Set exercise :: Pictures appear in the records below; write out everything else exactly.

Information shown ::
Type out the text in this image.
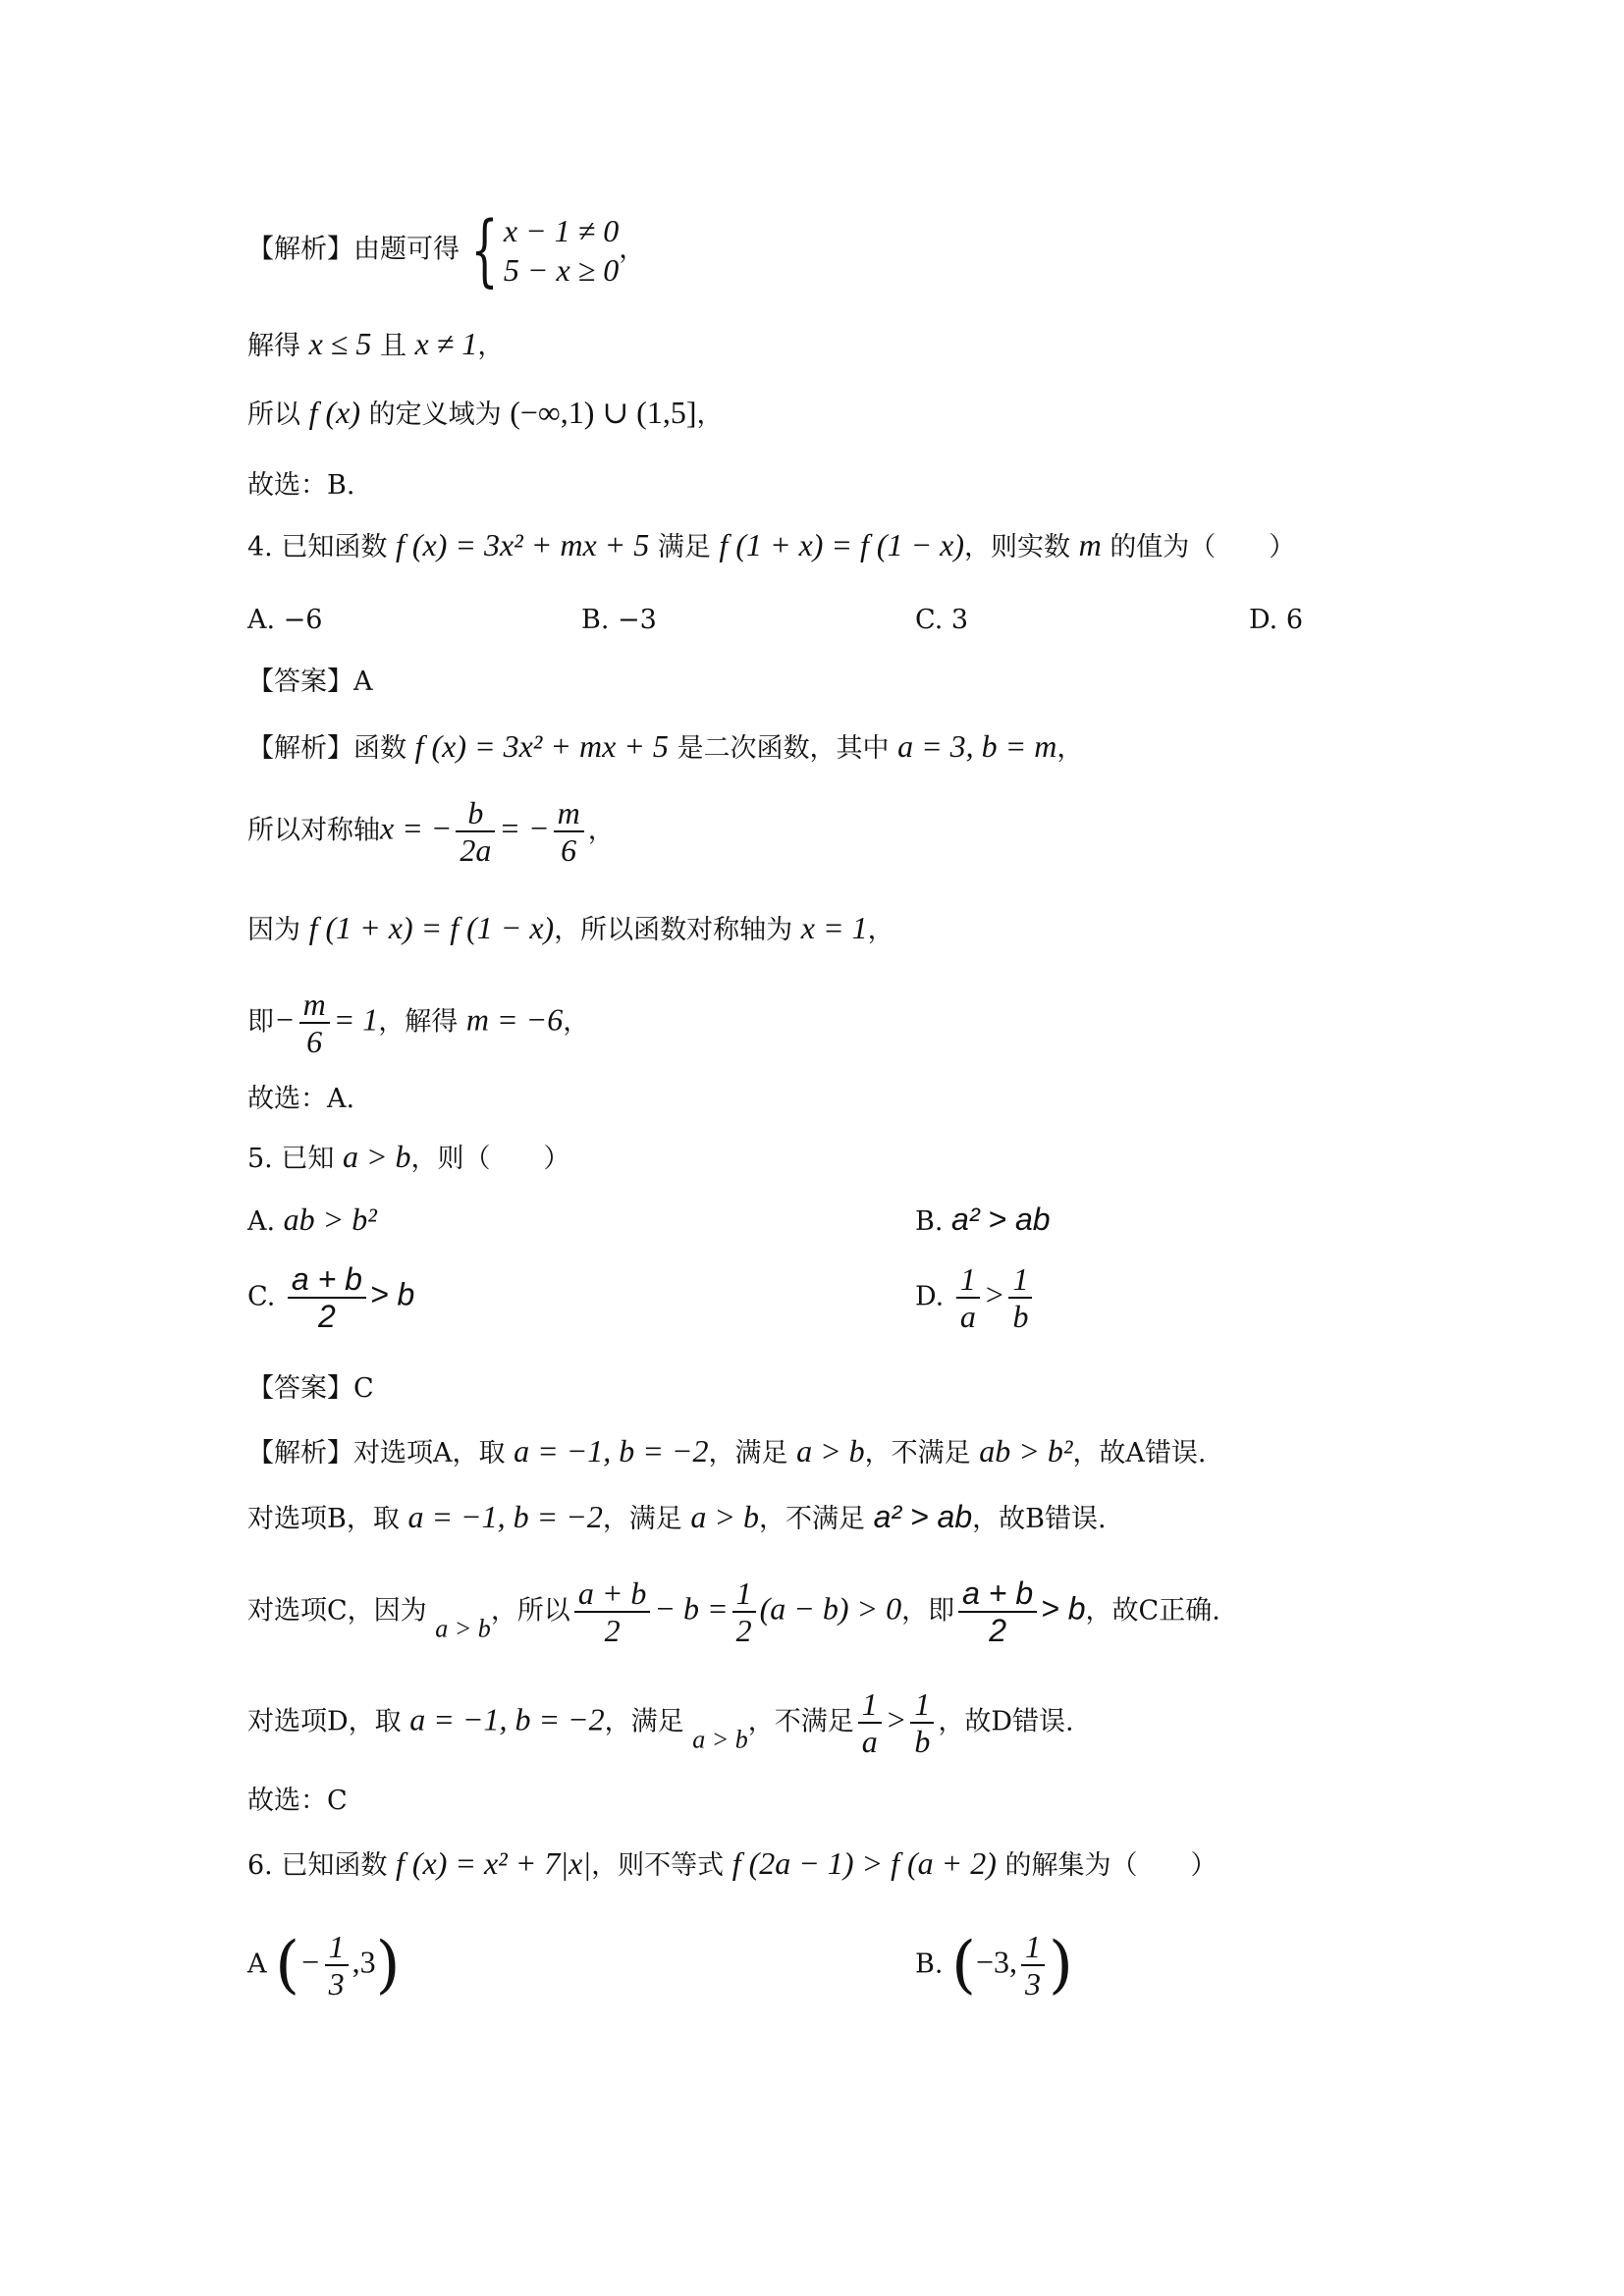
【解析】由题可得 { x − 1 ≠ 0
5 − x ≥ 0
，
解得 x ≤ 5 且 x ≠ 1，
所以 f (x) 的定义域为 (−∞,1) ∪ (1,5]，
故选：B.
4. 已知函数 f (x) = 3x² + mx + 5 满足 f (1 + x) = f (1 − x)，则实数 m 的值为（　　）
A. −6	B. −3	C. 3	D. 6
【答案】A
【解析】函数 f (x) = 3x² + mx + 5 是二次函数，其中 a = 3, b = m，
所以对称轴x = − $\frac{b}{2a}$ = − $\frac{m}{6}$ ，
因为 f (1 + x) = f (1 − x)，所以函数对称轴为 x = 1，
即− $\frac{m}{6} = 1$，解得 m = −6，
故选：A.
5. 已知 a > b，则（　　）
A. ab > b²	B. a² > ab
C. $\frac{a + b}{2} > b$	D. $\frac{1}{a} > \frac{1}{b}$
【答案】C
【解析】对选项A，取 a = −1, b = −2，满足 a > b，不满足 ab > b²，故A错误.
对选项B，取 a = −1, b = −2，满足 a > b，不满足 a² > ab，故B错误.
对选项C，因为 a > b，所以 $\frac{a + b}{2} - b = \frac{1}{2} (a - b) > 0$，即 $\frac{a + b}{2} > b$，故C正确.
对选项D，取 a = −1, b = −2，满足 a > b，不满足 $\frac{1}{a} > \frac{1}{b}$ ，故D错误.
故选：C
6. 已知函数 f (x) = x² + 7|x|，则不等式 f (2a − 1) > f (a + 2) 的解集为（　　）
A (− $\frac{1}{3} ,3$)	B. (−3, $\frac{1}{3}$ )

Answer for this exercise ::
Type out the text in this image.
【解析】由题可得 { x − 1 ≠ 0
5 − x ≥ 0
，
解得 x ≤ 5 且 x ≠ 1，
所以 f (x) 的定义域为 (−∞,1) ∪ (1,5]，
故选：B.
4. 已知函数 f (x) = 3x² + mx + 5 满足 f (1 + x) = f (1 − x)，则实数 m 的值为（　　）
A. −6	B. −3	C. 3	D. 6
【答案】A
【解析】函数 f (x) = 3x² + mx + 5 是二次函数，其中 a = 3, b = m，
所以对称轴x = − $\frac{b}{2a}$ = − $\frac{m}{6}$ ，
因为 f (1 + x) = f (1 − x)，所以函数对称轴为 x = 1，
即− $\frac{m}{6} = 1$，解得 m = −6，
故选：A.
5. 已知 a > b，则（　　）
A. ab > b²	B. a² > ab
C. $\frac{a + b}{2} > b$	D. $\frac{1}{a} > \frac{1}{b}$
【答案】C
【解析】对选项A，取 a = −1, b = −2，满足 a > b，不满足 ab > b²，故A错误.
对选项B，取 a = −1, b = −2，满足 a > b，不满足 a² > ab，故B错误.
对选项C，因为 a > b，所以 $\frac{a + b}{2} - b = \frac{1}{2} (a - b) > 0$，即 $\frac{a + b}{2} > b$，故C正确.
对选项D，取 a = −1, b = −2，满足 a > b，不满足 $\frac{1}{a} > \frac{1}{b}$ ，故D错误.
故选：C
6. 已知函数 f (x) = x² + 7|x|，则不等式 f (2a − 1) > f (a + 2) 的解集为（　　）
A (− $\frac{1}{3} ,3$)	B. (−3, $\frac{1}{3}$ )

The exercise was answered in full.